What the exercise asks
Your task is to give the number of lines in the listing that include "диаграммы", and nothing else.

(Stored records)
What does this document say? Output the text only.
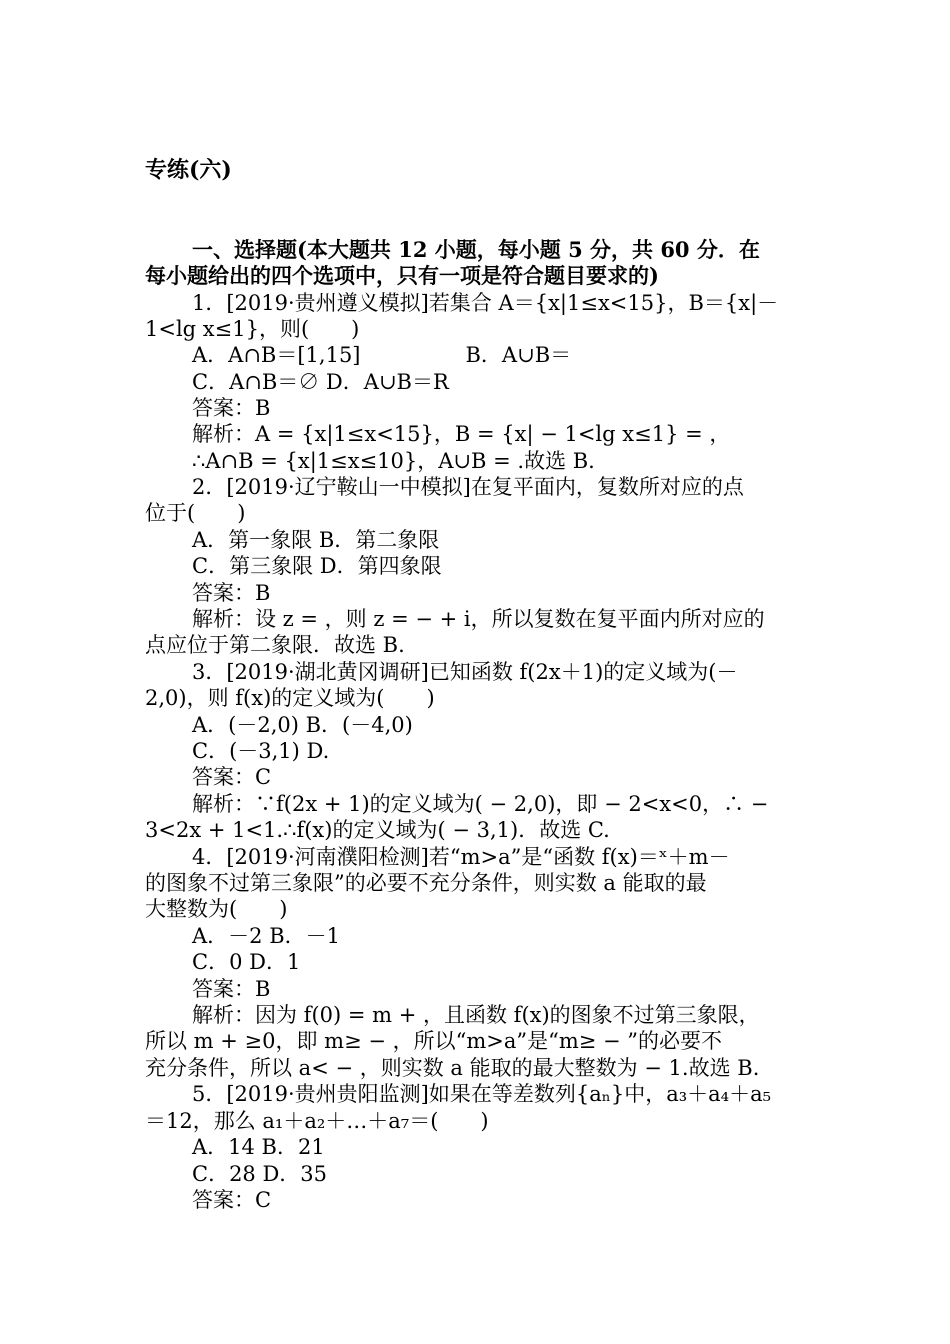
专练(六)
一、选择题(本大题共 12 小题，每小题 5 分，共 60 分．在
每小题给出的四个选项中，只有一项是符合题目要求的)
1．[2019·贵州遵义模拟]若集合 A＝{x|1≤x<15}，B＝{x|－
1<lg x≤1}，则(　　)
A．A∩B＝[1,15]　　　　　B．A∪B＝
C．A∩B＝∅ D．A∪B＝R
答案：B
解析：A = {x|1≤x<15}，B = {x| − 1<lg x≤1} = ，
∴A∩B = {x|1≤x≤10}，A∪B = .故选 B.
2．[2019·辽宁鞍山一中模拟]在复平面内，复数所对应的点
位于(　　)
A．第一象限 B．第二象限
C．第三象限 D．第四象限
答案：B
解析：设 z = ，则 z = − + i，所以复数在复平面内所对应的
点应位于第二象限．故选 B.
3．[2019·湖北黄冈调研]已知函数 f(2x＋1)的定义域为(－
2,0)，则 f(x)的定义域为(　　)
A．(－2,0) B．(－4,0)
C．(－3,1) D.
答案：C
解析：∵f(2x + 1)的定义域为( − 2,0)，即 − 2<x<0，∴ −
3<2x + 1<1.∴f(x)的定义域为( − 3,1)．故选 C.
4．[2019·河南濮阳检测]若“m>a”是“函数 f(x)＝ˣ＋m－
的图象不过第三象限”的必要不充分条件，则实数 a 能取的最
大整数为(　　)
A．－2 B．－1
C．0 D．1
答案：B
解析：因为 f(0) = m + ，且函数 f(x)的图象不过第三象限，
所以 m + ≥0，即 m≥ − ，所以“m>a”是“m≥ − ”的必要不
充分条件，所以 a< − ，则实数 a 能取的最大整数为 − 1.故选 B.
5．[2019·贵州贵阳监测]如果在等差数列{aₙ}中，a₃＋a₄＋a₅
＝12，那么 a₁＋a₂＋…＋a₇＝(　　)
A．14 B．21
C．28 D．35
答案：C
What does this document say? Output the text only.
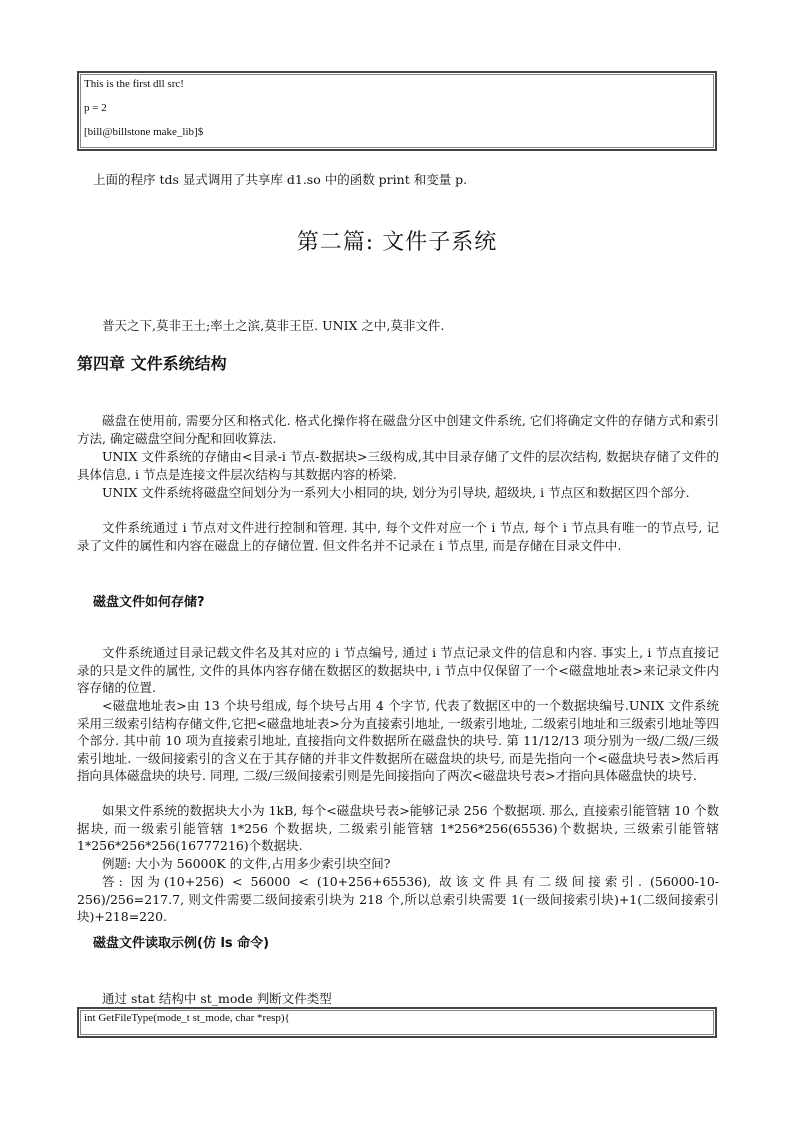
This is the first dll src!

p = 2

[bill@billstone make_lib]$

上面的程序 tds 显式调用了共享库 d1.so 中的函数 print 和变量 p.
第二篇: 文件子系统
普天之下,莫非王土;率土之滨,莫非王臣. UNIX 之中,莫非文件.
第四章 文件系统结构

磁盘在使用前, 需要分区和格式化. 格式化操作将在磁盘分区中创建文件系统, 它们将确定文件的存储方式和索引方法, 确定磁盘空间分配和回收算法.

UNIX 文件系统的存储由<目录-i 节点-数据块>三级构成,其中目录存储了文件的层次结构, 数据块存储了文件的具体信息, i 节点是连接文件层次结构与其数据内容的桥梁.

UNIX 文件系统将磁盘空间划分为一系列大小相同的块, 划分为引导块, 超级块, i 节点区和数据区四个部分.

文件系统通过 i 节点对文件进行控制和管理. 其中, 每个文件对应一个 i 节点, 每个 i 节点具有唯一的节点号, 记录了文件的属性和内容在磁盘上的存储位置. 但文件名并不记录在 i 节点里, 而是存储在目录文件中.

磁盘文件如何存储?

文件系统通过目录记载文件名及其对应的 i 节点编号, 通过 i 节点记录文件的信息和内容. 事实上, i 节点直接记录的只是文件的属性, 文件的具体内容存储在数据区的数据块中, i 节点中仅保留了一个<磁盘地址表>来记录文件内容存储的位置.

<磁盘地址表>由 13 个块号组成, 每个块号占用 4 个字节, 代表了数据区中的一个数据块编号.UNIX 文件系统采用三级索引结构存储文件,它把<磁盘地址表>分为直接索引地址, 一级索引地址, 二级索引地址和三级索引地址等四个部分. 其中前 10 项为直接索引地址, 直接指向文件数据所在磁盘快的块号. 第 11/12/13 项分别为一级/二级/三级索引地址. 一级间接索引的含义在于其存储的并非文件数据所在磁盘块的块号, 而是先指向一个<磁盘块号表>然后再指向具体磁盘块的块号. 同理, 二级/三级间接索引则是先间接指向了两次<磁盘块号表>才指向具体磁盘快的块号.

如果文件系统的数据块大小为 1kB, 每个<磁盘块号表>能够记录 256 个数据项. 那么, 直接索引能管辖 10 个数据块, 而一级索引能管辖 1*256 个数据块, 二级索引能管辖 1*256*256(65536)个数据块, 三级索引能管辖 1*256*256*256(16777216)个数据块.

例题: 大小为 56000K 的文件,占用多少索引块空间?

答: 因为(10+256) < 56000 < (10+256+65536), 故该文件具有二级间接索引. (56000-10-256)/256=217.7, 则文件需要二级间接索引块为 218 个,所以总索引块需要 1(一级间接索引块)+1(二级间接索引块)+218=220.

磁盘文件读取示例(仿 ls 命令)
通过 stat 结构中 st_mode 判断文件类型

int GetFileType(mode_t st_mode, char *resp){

==

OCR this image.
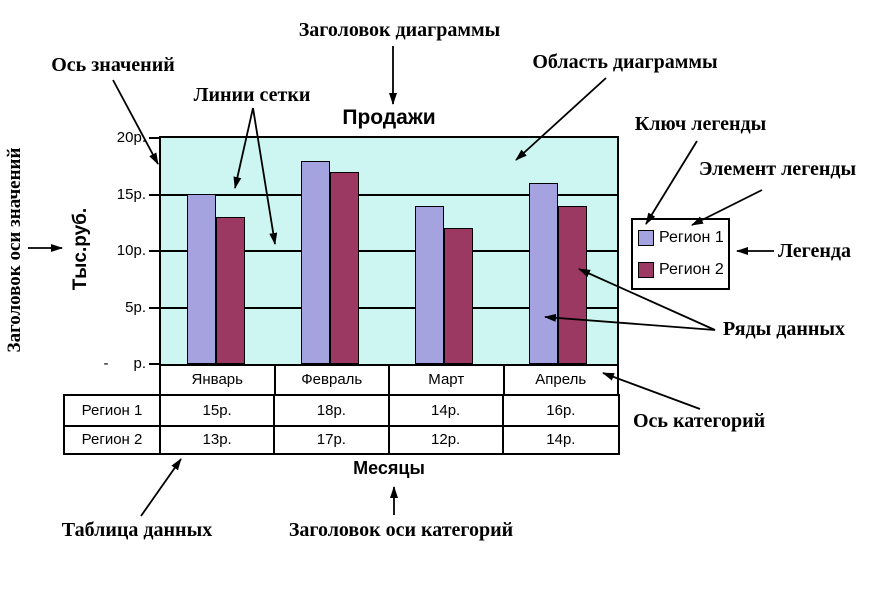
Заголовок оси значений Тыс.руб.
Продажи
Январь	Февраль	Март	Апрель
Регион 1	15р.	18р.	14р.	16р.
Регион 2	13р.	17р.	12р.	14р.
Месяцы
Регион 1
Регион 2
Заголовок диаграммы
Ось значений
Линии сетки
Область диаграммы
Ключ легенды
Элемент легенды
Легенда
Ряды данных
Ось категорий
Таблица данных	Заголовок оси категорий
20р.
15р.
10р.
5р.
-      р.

...

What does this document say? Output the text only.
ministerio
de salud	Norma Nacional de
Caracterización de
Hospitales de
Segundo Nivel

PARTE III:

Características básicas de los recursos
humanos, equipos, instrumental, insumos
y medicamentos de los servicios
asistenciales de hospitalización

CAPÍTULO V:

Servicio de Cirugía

Answer below
2